▼

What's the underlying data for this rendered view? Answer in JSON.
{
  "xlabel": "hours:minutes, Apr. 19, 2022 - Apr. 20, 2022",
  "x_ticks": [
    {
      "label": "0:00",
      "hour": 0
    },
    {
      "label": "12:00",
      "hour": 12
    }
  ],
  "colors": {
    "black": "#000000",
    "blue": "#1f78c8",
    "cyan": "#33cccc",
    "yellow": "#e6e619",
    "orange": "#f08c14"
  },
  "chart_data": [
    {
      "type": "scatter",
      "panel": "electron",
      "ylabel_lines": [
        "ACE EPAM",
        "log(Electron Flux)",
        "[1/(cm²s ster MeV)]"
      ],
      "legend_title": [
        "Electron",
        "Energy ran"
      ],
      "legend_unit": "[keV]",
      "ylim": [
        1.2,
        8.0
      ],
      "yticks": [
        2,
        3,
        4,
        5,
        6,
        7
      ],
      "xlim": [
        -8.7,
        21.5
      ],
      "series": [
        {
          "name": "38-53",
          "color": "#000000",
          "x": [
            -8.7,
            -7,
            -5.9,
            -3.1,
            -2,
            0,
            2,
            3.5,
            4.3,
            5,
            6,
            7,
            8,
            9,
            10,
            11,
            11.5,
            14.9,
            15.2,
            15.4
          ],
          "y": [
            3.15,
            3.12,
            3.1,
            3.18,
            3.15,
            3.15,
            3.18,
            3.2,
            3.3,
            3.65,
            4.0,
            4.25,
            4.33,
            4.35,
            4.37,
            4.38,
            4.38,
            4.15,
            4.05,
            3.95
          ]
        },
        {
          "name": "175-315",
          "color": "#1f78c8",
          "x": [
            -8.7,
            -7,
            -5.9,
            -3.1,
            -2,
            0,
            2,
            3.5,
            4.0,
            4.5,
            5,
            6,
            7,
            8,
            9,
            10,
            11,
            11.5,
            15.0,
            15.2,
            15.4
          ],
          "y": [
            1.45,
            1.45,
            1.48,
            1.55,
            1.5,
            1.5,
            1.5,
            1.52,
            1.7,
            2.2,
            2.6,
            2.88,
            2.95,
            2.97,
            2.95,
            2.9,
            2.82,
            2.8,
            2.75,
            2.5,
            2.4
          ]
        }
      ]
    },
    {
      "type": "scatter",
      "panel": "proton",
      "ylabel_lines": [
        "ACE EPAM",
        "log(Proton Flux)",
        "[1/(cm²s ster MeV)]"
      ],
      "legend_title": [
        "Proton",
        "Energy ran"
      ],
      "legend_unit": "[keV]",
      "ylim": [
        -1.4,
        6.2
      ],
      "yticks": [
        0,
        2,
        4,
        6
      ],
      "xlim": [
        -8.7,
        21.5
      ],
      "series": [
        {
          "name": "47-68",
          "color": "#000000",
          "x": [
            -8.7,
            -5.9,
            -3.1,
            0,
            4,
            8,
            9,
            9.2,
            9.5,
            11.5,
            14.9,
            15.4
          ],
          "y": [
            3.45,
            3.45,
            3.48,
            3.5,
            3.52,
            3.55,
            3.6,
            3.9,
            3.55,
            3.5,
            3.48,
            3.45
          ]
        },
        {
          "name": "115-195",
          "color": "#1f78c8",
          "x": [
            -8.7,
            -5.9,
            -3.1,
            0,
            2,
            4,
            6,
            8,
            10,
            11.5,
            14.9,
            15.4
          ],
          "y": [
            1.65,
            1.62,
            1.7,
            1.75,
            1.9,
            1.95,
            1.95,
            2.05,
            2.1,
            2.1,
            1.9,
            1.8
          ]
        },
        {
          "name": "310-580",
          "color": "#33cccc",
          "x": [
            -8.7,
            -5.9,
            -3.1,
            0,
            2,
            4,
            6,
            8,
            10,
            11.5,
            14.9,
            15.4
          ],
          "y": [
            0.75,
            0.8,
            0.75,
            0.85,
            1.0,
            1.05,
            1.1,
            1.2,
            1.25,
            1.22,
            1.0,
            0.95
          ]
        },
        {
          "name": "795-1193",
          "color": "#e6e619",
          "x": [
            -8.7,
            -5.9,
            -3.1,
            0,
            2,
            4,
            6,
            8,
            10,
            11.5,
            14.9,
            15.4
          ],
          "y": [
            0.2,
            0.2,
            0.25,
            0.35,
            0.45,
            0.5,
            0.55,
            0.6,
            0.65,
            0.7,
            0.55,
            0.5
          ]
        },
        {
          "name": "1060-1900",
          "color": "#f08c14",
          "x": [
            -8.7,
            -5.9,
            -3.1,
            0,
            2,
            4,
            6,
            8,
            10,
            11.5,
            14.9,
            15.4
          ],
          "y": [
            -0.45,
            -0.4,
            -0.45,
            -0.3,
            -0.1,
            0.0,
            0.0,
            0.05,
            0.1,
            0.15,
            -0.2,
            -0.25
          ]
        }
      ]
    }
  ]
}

▲

■ Set exercise ■
Please reproduce the entire listing, exactly as shown.

■ Right answer ■
What's the underlying data for this rendered view? Answer in JSON.
{
  "xlabel": "hours:minutes, Apr. 19, 2022 - Apr. 20, 2022",
  "x_ticks": [
    {
      "label": "0:00",
      "hour": 0
    },
    {
      "label": "12:00",
      "hour": 12
    }
  ],
  "colors": {
    "black": "#000000",
    "blue": "#1f78c8",
    "cyan": "#33cccc",
    "yellow": "#e6e619",
    "orange": "#f08c14"
  },
  "chart_data": [
    {
      "type": "scatter",
      "panel": "electron",
      "ylabel_lines": [
        "ACE EPAM",
        "log(Electron Flux)",
        "[1/(cm²s ster MeV)]"
      ],
      "legend_title": [
        "Electron",
        "Energy ran"
      ],
      "legend_unit": "[keV]",
      "ylim": [
        1.2,
        8.0
      ],
      "yticks": [
        2,
        3,
        4,
        5,
        6,
        7
      ],
      "xlim": [
        -8.7,
        21.5
      ],
      "series": [
        {
          "name": "38-53",
          "color": "#000000",
          "x": [
            -8.7,
            -7,
            -5.9,
            -3.1,
            -2,
            0,
            2,
            3.5,
            4.3,
            5,
            6,
            7,
            8,
            9,
            10,
            11,
            11.5,
            14.9,
            15.2,
            15.4
          ],
          "y": [
            3.15,
            3.12,
            3.1,
            3.18,
            3.15,
            3.15,
            3.18,
            3.2,
            3.3,
            3.65,
            4.0,
            4.25,
            4.33,
            4.35,
            4.37,
            4.38,
            4.38,
            4.15,
            4.05,
            3.95
          ]
        },
        {
          "name": "175-315",
          "color": "#1f78c8",
          "x": [
            -8.7,
            -7,
            -5.9,
            -3.1,
            -2,
            0,
            2,
            3.5,
            4.0,
            4.5,
            5,
            6,
            7,
            8,
            9,
            10,
            11,
            11.5,
            15.0,
            15.2,
            15.4
          ],
          "y": [
            1.45,
            1.45,
            1.48,
            1.55,
            1.5,
            1.5,
            1.5,
            1.52,
            1.7,
            2.2,
            2.6,
            2.88,
            2.95,
            2.97,
            2.95,
            2.9,
            2.82,
            2.8,
            2.75,
            2.5,
            2.4
          ]
        }
      ]
    },
    {
      "type": "scatter",
      "panel": "proton",
      "ylabel_lines": [
        "ACE EPAM",
        "log(Proton Flux)",
        "[1/(cm²s ster MeV)]"
      ],
      "legend_title": [
        "Proton",
        "Energy ran"
      ],
      "legend_unit": "[keV]",
      "ylim": [
        -1.4,
        6.2
      ],
      "yticks": [
        0,
        2,
        4,
        6
      ],
      "xlim": [
        -8.7,
        21.5
      ],
      "series": [
        {
          "name": "47-68",
          "color": "#000000",
          "x": [
            -8.7,
            -5.9,
            -3.1,
            0,
            4,
            8,
            9,
            9.2,
            9.5,
            11.5,
            14.9,
            15.4
          ],
          "y": [
            3.45,
            3.45,
            3.48,
            3.5,
            3.52,
            3.55,
            3.6,
            3.9,
            3.55,
            3.5,
            3.48,
            3.45
          ]
        },
        {
          "name": "115-195",
          "color": "#1f78c8",
          "x": [
            -8.7,
            -5.9,
            -3.1,
            0,
            2,
            4,
            6,
            8,
            10,
            11.5,
            14.9,
            15.4
          ],
          "y": [
            1.65,
            1.62,
            1.7,
            1.75,
            1.9,
            1.95,
            1.95,
            2.05,
            2.1,
            2.1,
            1.9,
            1.8
          ]
        },
        {
          "name": "310-580",
          "color": "#33cccc",
          "x": [
            -8.7,
            -5.9,
            -3.1,
            0,
            2,
            4,
            6,
            8,
            10,
            11.5,
            14.9,
            15.4
          ],
          "y": [
            0.75,
            0.8,
            0.75,
            0.85,
            1.0,
            1.05,
            1.1,
            1.2,
            1.25,
            1.22,
            1.0,
            0.95
          ]
        },
        {
          "name": "795-1193",
          "color": "#e6e619",
          "x": [
            -8.7,
            -5.9,
            -3.1,
            0,
            2,
            4,
            6,
            8,
            10,
            11.5,
            14.9,
            15.4
          ],
          "y": [
            0.2,
            0.2,
            0.25,
            0.35,
            0.45,
            0.5,
            0.55,
            0.6,
            0.65,
            0.7,
            0.55,
            0.5
          ]
        },
        {
          "name": "1060-1900",
          "color": "#f08c14",
          "x": [
            -8.7,
            -5.9,
            -3.1,
            0,
            2,
            4,
            6,
            8,
            10,
            11.5,
            14.9,
            15.4
          ],
          "y": [
            -0.45,
            -0.4,
            -0.45,
            -0.3,
            -0.1,
            0.0,
            0.0,
            0.05,
            0.1,
            0.15,
            -0.2,
            -0.25
          ]
        }
      ]
    }
  ]
}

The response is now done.